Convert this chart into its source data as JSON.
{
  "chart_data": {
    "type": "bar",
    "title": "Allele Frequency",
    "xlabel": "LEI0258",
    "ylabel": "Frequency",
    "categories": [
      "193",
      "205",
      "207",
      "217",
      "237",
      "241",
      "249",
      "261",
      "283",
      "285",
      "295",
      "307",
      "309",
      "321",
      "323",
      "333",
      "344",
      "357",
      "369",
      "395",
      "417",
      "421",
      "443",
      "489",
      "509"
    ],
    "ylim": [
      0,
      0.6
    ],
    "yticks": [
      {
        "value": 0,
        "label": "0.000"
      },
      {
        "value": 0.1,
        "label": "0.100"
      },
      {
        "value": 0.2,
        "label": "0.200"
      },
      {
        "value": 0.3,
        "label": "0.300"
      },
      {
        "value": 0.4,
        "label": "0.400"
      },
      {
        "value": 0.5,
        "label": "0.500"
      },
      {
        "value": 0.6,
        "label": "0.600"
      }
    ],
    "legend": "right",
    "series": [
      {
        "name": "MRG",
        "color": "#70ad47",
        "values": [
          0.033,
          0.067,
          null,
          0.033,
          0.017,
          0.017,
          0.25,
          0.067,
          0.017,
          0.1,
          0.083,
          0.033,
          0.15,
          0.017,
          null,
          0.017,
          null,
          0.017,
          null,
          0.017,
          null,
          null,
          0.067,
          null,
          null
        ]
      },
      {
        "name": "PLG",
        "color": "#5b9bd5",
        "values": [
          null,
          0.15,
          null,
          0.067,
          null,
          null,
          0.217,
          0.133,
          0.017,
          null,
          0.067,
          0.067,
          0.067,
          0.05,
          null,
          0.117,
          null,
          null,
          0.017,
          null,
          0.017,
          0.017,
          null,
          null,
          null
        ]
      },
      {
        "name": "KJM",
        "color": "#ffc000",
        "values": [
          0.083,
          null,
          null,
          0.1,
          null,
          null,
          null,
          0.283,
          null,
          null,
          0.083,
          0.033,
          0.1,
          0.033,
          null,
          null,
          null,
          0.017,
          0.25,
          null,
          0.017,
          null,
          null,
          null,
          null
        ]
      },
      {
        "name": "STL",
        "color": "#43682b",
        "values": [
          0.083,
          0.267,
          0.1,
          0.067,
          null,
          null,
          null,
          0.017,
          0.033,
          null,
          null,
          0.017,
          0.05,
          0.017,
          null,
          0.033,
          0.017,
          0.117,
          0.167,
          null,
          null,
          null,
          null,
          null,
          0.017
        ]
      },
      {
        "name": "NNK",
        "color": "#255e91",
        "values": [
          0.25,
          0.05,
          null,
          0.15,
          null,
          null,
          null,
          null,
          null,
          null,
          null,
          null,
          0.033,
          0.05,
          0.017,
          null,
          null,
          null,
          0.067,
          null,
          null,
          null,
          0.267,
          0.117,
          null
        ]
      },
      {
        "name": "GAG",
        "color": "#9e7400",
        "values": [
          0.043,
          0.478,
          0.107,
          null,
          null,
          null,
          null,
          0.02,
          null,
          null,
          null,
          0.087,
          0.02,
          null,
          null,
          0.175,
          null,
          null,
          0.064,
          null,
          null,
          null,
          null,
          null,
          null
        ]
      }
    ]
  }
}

━━━━━━━━━━━━━━━━━━━━━━━━━━━━━━

Work out how many lines in the records above contain the word "Frequency", and reply with that number alone.

**Written answer**.
2